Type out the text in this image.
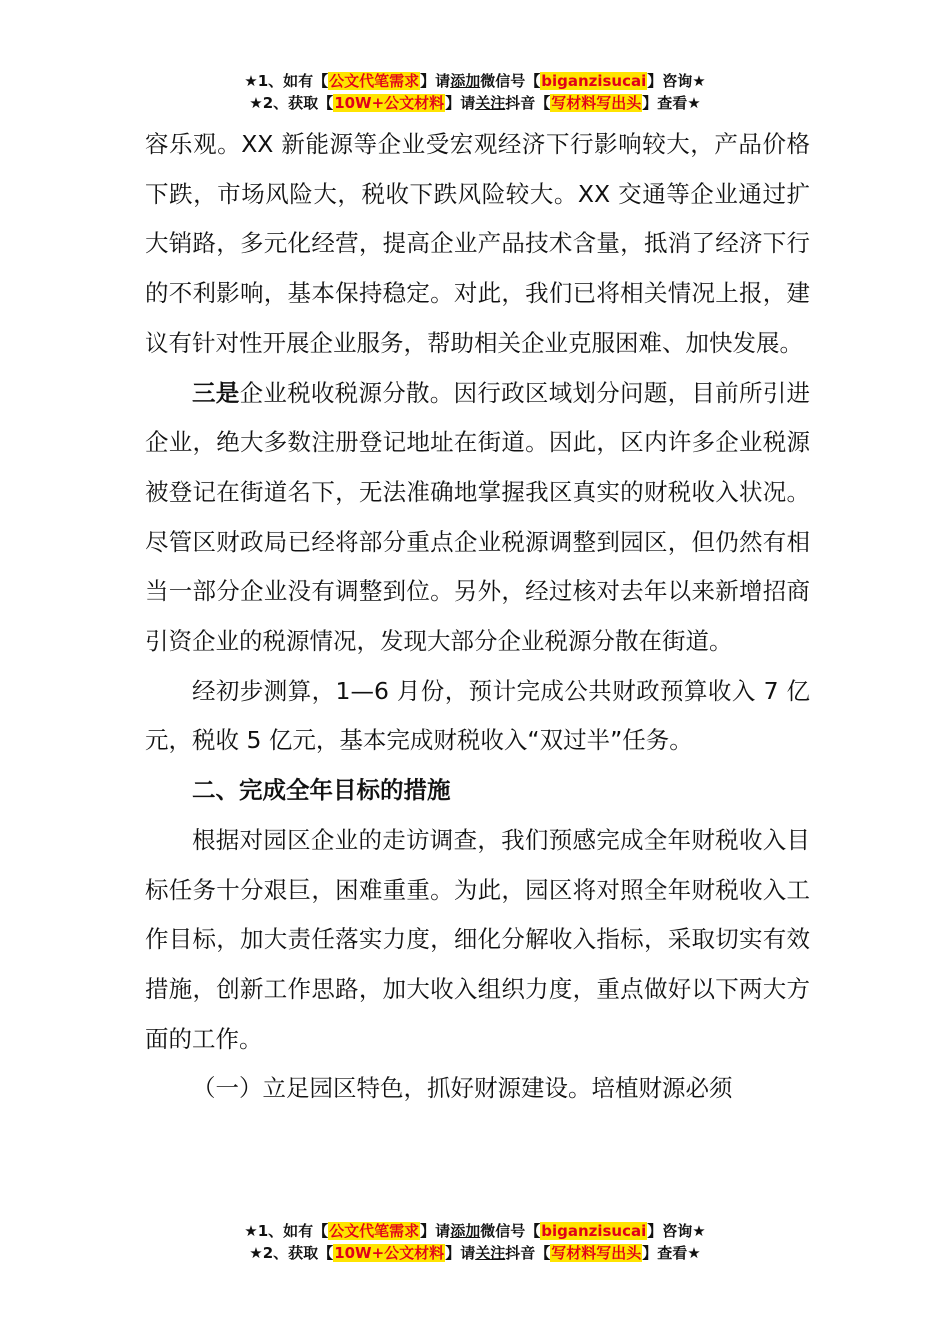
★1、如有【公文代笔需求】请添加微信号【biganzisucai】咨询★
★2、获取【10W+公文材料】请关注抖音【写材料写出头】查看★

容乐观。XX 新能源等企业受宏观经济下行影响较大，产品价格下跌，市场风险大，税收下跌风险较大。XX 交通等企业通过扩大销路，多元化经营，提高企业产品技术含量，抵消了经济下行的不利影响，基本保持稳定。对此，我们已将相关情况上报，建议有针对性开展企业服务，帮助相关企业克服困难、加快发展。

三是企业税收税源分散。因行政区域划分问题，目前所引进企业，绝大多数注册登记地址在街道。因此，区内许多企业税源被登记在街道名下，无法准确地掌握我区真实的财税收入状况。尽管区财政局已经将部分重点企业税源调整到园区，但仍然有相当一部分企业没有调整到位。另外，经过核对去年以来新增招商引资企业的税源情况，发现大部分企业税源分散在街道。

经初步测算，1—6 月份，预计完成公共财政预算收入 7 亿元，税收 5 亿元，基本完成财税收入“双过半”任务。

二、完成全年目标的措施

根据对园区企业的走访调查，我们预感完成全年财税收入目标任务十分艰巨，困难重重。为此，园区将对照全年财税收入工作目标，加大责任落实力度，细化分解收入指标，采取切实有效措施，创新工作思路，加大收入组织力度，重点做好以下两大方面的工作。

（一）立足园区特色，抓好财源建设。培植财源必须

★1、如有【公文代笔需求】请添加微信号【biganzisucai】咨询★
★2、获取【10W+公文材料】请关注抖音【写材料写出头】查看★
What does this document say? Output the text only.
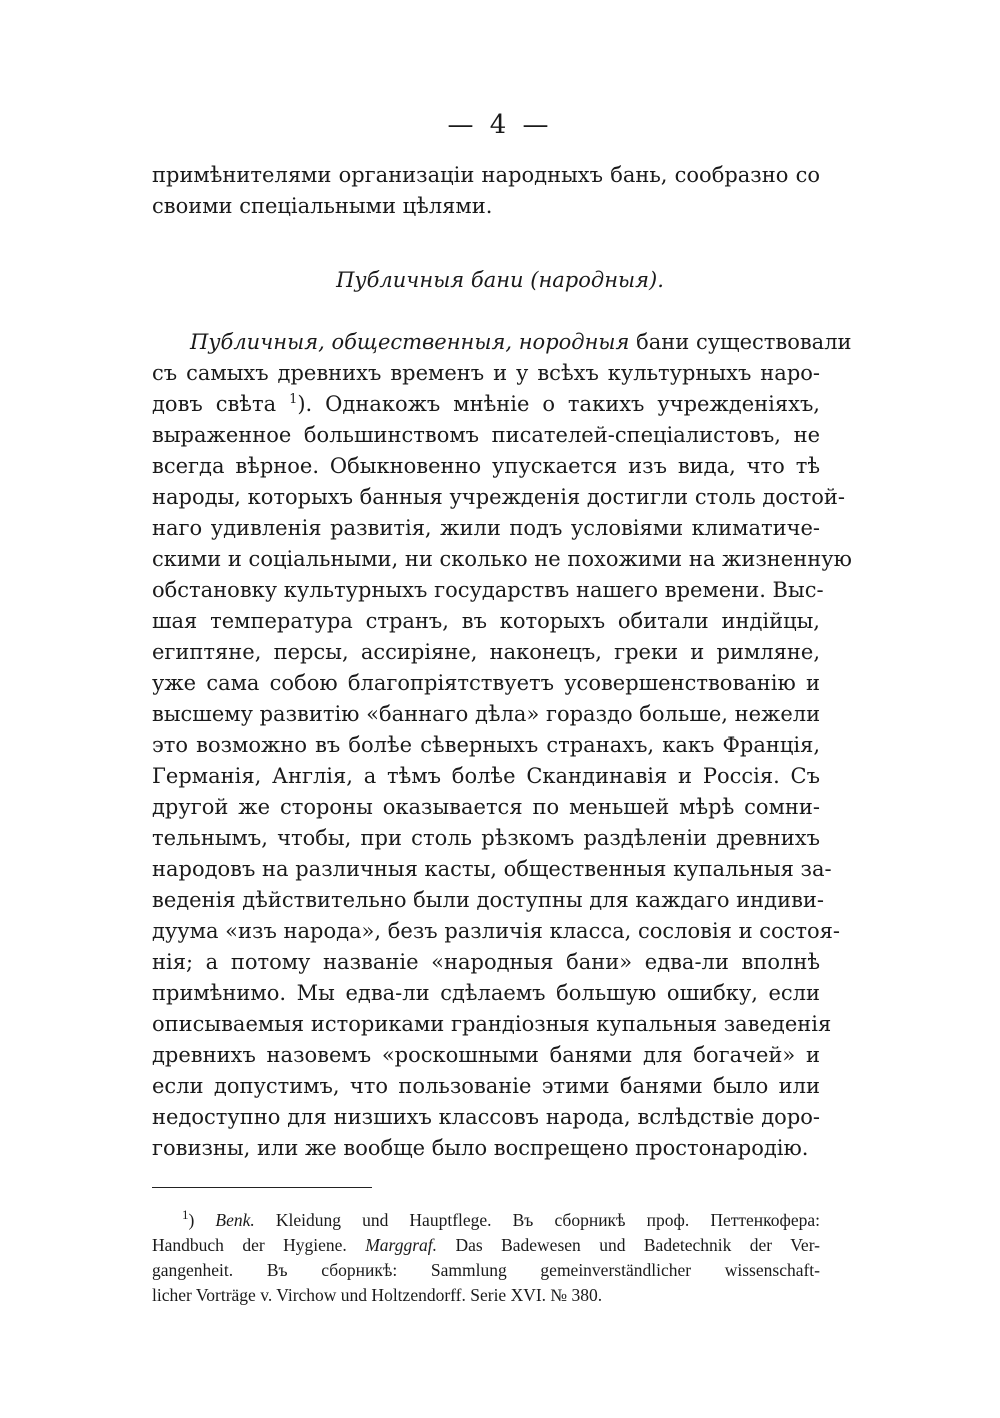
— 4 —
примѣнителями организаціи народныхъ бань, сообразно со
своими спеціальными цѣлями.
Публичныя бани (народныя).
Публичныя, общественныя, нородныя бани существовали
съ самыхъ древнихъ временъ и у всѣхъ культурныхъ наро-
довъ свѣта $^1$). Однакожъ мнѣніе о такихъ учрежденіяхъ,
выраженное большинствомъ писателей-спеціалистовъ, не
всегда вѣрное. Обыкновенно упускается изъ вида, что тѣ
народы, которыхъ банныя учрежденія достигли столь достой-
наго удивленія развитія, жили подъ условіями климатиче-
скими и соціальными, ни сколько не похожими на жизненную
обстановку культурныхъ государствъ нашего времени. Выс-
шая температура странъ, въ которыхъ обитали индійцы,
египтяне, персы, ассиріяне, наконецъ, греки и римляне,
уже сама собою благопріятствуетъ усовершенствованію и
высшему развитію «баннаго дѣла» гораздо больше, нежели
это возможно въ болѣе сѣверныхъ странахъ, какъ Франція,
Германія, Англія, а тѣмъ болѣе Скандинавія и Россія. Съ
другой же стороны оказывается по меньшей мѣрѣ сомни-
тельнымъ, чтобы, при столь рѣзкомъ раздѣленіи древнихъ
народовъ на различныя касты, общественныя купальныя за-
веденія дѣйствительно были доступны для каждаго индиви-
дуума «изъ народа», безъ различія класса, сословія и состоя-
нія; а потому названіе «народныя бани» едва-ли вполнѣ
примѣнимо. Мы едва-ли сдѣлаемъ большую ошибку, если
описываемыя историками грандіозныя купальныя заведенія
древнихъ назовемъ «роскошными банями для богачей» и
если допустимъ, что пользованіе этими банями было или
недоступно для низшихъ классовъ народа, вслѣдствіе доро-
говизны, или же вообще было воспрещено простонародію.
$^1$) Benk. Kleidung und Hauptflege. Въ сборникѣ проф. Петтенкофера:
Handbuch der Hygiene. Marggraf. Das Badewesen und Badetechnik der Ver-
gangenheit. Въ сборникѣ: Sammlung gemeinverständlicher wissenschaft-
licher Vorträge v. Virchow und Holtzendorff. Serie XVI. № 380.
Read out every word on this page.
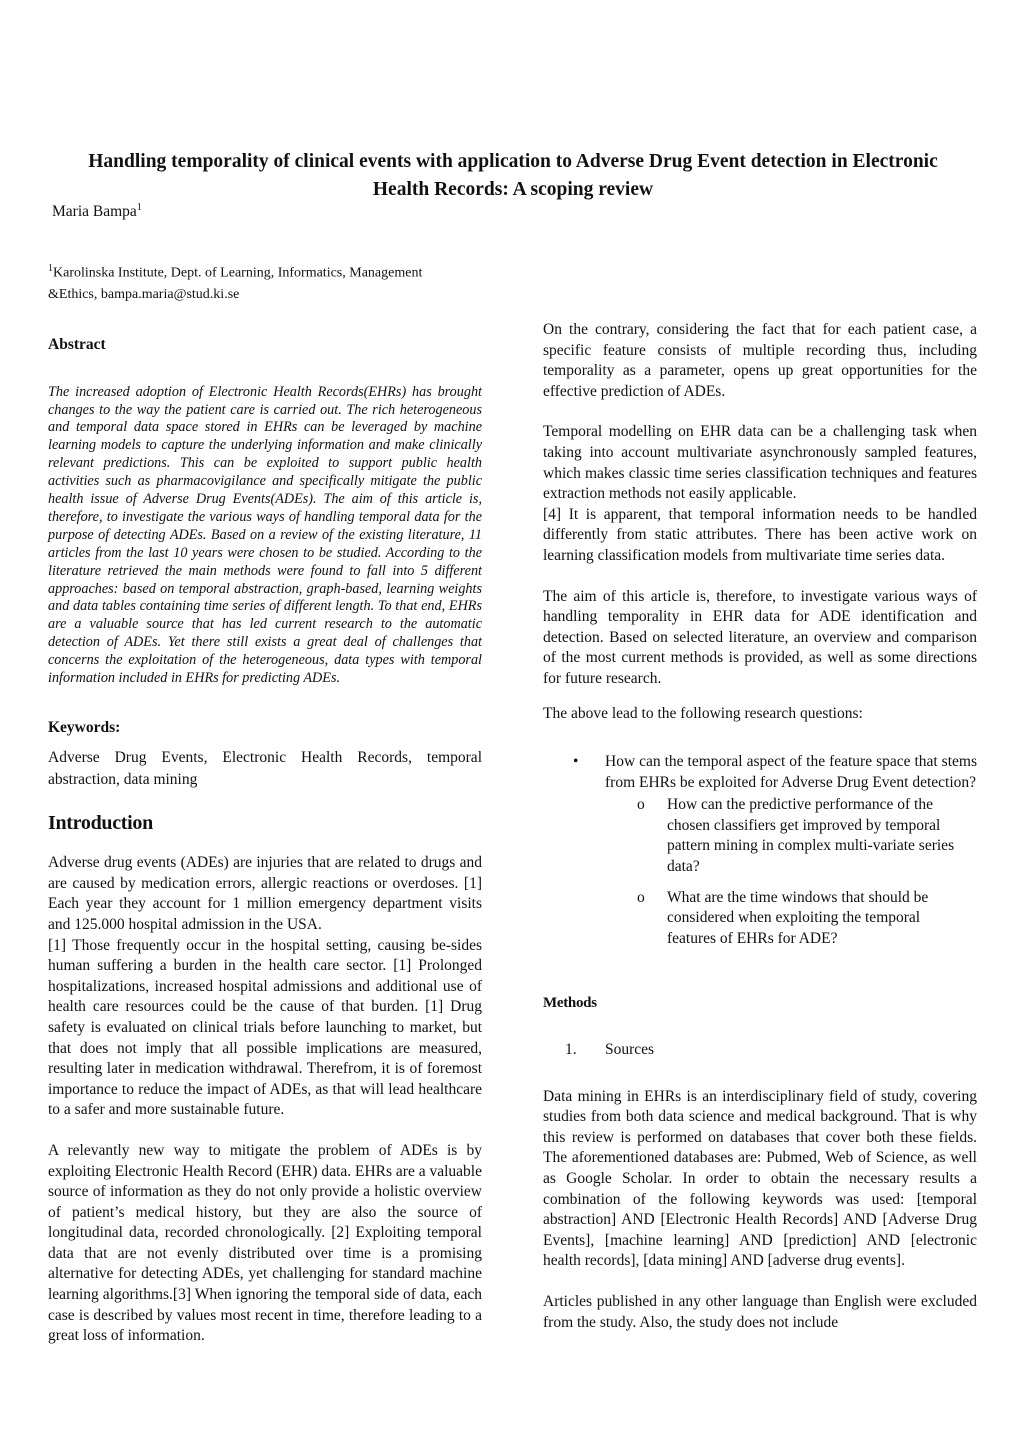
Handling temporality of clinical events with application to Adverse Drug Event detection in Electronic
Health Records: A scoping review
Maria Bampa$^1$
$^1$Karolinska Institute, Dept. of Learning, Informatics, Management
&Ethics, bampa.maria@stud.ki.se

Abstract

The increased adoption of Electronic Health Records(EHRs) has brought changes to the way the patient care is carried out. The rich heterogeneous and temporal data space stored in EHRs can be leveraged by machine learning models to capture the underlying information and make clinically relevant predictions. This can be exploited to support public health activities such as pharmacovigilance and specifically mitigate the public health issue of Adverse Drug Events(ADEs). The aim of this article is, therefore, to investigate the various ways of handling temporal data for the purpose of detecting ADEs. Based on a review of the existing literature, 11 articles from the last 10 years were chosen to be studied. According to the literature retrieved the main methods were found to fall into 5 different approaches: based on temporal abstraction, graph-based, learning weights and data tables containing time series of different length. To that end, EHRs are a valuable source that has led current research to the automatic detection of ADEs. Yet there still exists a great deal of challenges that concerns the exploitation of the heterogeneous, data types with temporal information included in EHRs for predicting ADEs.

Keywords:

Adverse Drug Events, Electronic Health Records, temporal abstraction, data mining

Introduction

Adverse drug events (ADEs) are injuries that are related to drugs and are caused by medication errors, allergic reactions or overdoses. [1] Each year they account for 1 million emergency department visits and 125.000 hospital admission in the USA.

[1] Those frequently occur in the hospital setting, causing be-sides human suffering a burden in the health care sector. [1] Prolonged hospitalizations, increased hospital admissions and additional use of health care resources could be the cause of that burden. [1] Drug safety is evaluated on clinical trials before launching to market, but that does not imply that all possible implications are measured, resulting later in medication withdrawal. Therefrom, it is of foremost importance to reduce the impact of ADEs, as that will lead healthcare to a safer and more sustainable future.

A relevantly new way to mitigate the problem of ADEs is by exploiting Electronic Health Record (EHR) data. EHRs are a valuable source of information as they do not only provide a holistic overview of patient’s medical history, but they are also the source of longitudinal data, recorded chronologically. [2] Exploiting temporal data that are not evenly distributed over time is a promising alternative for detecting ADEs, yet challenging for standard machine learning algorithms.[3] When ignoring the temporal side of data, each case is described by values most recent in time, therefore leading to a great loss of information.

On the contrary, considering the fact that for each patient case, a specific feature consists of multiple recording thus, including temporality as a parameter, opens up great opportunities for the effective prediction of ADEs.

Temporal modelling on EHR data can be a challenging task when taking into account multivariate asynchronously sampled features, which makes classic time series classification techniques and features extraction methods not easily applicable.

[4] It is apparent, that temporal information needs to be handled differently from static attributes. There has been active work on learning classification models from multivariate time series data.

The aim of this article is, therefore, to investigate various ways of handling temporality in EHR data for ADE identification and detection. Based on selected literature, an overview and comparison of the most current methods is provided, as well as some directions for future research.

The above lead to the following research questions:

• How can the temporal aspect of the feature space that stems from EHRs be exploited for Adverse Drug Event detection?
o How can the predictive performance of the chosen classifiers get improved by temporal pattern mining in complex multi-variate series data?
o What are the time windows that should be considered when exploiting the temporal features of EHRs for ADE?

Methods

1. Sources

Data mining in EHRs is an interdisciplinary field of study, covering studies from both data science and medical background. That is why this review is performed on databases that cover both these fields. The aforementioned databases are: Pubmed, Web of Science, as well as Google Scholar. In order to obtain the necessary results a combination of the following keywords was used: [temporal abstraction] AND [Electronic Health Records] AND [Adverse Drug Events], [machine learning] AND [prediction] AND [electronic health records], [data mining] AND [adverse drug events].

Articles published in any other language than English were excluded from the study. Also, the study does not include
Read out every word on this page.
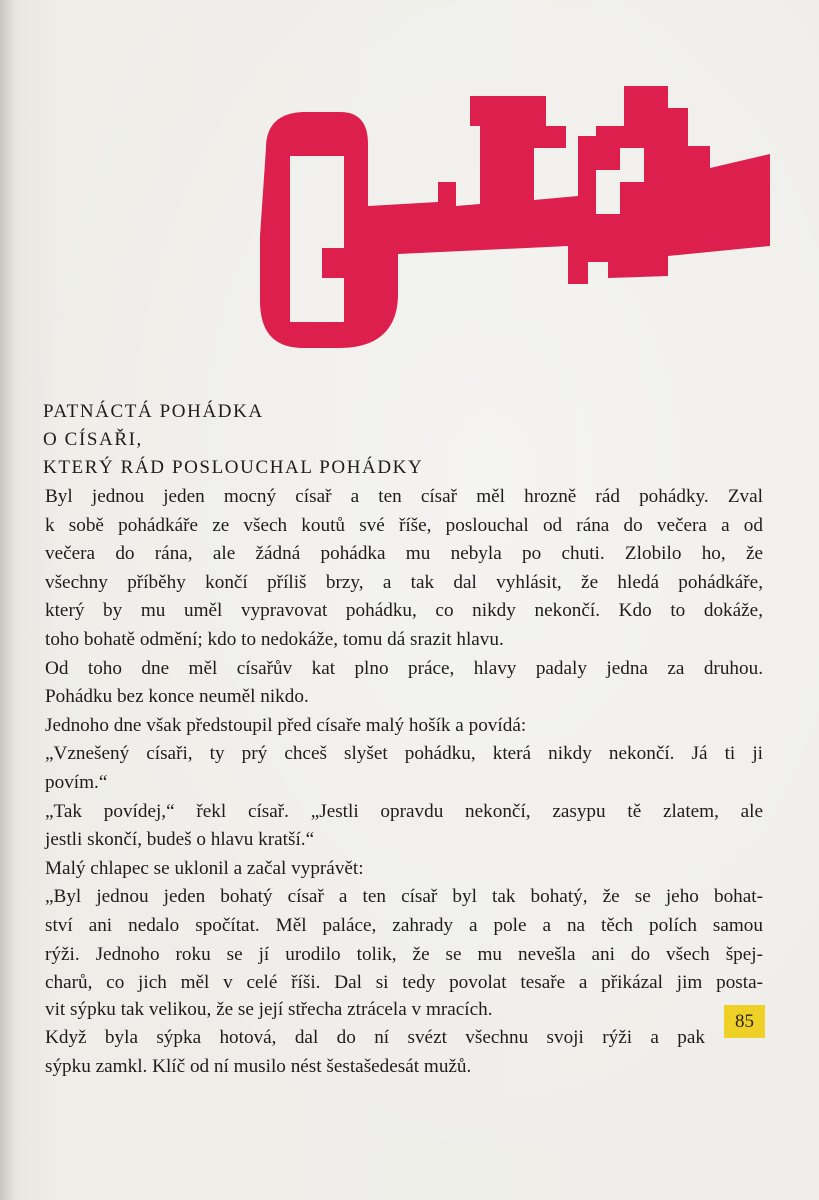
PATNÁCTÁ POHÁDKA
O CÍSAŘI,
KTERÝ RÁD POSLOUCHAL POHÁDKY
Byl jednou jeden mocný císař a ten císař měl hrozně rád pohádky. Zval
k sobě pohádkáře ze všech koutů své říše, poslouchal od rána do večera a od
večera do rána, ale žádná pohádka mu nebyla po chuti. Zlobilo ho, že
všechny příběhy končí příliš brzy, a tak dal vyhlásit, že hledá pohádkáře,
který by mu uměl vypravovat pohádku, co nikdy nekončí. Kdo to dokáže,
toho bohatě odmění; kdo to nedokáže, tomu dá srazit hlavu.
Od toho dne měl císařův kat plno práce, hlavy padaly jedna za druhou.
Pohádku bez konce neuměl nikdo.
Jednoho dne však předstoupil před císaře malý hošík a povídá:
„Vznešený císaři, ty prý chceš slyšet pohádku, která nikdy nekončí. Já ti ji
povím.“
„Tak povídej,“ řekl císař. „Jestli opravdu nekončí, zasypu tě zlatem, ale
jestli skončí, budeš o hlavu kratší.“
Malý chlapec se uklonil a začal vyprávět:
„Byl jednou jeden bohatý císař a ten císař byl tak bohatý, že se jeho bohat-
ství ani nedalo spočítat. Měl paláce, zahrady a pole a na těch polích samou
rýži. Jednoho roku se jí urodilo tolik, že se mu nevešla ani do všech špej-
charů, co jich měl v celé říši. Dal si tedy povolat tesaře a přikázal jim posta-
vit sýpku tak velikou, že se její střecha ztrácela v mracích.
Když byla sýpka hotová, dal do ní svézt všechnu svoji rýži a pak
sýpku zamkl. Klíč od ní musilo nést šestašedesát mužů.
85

_Written instruction_. Report how many lines include the word "into". Give nothing but the number.

_Written response_. 2